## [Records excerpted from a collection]
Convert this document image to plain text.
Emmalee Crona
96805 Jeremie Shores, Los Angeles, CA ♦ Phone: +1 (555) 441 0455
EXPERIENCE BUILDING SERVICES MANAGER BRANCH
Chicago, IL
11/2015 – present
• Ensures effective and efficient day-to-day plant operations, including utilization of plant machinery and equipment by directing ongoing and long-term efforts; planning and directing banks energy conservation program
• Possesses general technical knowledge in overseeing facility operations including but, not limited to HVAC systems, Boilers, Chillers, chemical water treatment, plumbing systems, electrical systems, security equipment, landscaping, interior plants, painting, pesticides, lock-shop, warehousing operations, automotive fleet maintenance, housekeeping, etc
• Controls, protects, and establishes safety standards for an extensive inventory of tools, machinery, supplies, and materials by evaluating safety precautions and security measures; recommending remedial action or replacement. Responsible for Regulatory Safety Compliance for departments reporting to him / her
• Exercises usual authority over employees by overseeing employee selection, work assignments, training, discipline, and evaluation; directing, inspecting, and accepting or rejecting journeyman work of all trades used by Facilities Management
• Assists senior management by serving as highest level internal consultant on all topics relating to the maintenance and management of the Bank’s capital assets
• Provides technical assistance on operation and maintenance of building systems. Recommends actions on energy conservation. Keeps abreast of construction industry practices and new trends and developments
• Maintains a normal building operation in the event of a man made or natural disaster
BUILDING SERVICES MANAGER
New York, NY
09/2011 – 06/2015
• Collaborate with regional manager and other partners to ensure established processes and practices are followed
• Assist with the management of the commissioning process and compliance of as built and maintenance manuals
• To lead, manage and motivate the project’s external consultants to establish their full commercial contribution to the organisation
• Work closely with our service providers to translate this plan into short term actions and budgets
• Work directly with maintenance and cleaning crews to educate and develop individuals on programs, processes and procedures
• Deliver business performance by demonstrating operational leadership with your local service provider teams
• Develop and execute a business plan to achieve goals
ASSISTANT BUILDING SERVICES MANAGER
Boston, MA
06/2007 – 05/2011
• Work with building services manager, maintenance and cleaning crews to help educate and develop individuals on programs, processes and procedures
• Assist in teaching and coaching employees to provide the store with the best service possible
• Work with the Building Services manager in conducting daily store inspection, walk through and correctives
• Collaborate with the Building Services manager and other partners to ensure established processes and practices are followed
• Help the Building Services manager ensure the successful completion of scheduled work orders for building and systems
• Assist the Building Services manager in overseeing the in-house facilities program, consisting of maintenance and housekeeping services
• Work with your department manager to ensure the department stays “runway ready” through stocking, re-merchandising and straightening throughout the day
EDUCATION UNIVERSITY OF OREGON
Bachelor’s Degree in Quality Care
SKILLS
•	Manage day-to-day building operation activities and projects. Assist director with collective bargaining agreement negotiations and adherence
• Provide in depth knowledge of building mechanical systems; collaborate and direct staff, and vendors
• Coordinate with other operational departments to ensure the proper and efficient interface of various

## [To be done]
Copy each line above that contains the string "departments".

## [Answer]
• Controls, protects, and establishes safety standards for an extensive inventory of tools, machinery, supplies, and materials by evaluating safety precautions and security measures; recommending remedial action or replacement. Responsible for Regulatory Safety Compliance for departments reporting to him / her
• Coordinate with other operational departments to ensure the proper and efficient interface of various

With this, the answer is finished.